■ TASK ■
The records are to be restated in their entirety, word for word.

################

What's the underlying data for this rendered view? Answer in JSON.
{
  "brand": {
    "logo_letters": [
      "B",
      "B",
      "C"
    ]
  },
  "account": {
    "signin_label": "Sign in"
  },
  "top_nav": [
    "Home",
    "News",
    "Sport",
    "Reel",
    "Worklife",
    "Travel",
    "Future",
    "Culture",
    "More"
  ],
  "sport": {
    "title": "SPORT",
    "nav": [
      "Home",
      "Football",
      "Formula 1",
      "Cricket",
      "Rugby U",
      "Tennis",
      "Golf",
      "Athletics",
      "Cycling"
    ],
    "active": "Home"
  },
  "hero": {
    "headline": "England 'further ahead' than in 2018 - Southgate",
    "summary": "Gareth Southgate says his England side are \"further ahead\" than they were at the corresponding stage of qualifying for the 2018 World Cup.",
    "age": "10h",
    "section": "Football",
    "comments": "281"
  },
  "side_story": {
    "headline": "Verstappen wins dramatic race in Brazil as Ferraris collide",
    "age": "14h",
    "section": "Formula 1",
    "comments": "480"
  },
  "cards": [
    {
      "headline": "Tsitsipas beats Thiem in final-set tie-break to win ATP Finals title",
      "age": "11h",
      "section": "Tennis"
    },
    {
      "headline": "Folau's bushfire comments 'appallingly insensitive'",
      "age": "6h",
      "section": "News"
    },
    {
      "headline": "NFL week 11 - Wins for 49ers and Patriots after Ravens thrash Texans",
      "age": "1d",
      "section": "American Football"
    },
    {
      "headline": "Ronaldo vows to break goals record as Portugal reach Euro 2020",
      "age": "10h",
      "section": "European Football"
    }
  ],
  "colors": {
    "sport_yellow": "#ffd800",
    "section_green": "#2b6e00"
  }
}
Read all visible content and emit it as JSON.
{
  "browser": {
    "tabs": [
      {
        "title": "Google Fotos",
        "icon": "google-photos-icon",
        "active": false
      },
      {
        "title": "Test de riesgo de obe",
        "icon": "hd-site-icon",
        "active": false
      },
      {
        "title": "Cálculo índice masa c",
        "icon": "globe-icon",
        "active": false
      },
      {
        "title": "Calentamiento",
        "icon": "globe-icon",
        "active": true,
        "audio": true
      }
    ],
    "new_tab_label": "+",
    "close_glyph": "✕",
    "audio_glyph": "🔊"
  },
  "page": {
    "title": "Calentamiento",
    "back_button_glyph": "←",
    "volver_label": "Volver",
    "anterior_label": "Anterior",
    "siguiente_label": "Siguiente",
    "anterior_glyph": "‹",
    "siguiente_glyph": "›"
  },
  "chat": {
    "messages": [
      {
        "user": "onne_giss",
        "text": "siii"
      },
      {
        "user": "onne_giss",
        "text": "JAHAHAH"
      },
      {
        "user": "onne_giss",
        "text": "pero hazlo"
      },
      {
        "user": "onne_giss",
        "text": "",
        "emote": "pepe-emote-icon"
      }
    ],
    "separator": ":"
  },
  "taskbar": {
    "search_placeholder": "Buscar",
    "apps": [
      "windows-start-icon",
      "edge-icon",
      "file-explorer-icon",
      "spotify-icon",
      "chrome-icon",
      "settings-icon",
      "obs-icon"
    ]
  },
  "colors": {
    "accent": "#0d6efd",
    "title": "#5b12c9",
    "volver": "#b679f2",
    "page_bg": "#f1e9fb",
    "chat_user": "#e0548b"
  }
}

################

■ EXERCISE SOLUTION ■
What's the underlying data for this rendered view? Answer in JSON.
{
  "brand": {
    "logo_letters": [
      "B",
      "B",
      "C"
    ]
  },
  "account": {
    "signin_label": "Sign in"
  },
  "top_nav": [
    "Home",
    "News",
    "Sport",
    "Reel",
    "Worklife",
    "Travel",
    "Future",
    "Culture",
    "More"
  ],
  "sport": {
    "title": "SPORT",
    "nav": [
      "Home",
      "Football",
      "Formula 1",
      "Cricket",
      "Rugby U",
      "Tennis",
      "Golf",
      "Athletics",
      "Cycling"
    ],
    "active": "Home"
  },
  "hero": {
    "headline": "England 'further ahead' than in 2018 - Southgate",
    "summary": "Gareth Southgate says his England side are \"further ahead\" than they were at the corresponding stage of qualifying for the 2018 World Cup.",
    "age": "10h",
    "section": "Football",
    "comments": "281"
  },
  "side_story": {
    "headline": "Verstappen wins dramatic race in Brazil as Ferraris collide",
    "age": "14h",
    "section": "Formula 1",
    "comments": "480"
  },
  "cards": [
    {
      "headline": "Tsitsipas beats Thiem in final-set tie-break to win ATP Finals title",
      "age": "11h",
      "section": "Tennis"
    },
    {
      "headline": "Folau's bushfire comments 'appallingly insensitive'",
      "age": "6h",
      "section": "News"
    },
    {
      "headline": "NFL week 11 - Wins for 49ers and Patriots after Ravens thrash Texans",
      "age": "1d",
      "section": "American Football"
    },
    {
      "headline": "Ronaldo vows to break goals record as Portugal reach Euro 2020",
      "age": "10h",
      "section": "European Football"
    }
  ],
  "colors": {
    "sport_yellow": "#ffd800",
    "section_green": "#2b6e00"
  }
}
Read all visible content and emit it as JSON.
{
  "browser": {
    "tabs": [
      {
        "title": "Google Fotos",
        "icon": "google-photos-icon",
        "active": false
      },
      {
        "title": "Test de riesgo de obe",
        "icon": "hd-site-icon",
        "active": false
      },
      {
        "title": "Cálculo índice masa c",
        "icon": "globe-icon",
        "active": false
      },
      {
        "title": "Calentamiento",
        "icon": "globe-icon",
        "active": true,
        "audio": true
      }
    ],
    "new_tab_label": "+",
    "close_glyph": "✕",
    "audio_glyph": "🔊"
  },
  "page": {
    "title": "Calentamiento",
    "back_button_glyph": "←",
    "volver_label": "Volver",
    "anterior_label": "Anterior",
    "siguiente_label": "Siguiente",
    "anterior_glyph": "‹",
    "siguiente_glyph": "›"
  },
  "chat": {
    "messages": [
      {
        "user": "onne_giss",
        "text": "siii"
      },
      {
        "user": "onne_giss",
        "text": "JAHAHAH"
      },
      {
        "user": "onne_giss",
        "text": "pero hazlo"
      },
      {
        "user": "onne_giss",
        "text": "",
        "emote": "pepe-emote-icon"
      }
    ],
    "separator": ":"
  },
  "taskbar": {
    "search_placeholder": "Buscar",
    "apps": [
      "windows-start-icon",
      "edge-icon",
      "file-explorer-icon",
      "spotify-icon",
      "chrome-icon",
      "settings-icon",
      "obs-icon"
    ]
  },
  "colors": {
    "accent": "#0d6efd",
    "title": "#5b12c9",
    "volver": "#b679f2",
    "page_bg": "#f1e9fb",
    "chat_user": "#e0548b"
  }
}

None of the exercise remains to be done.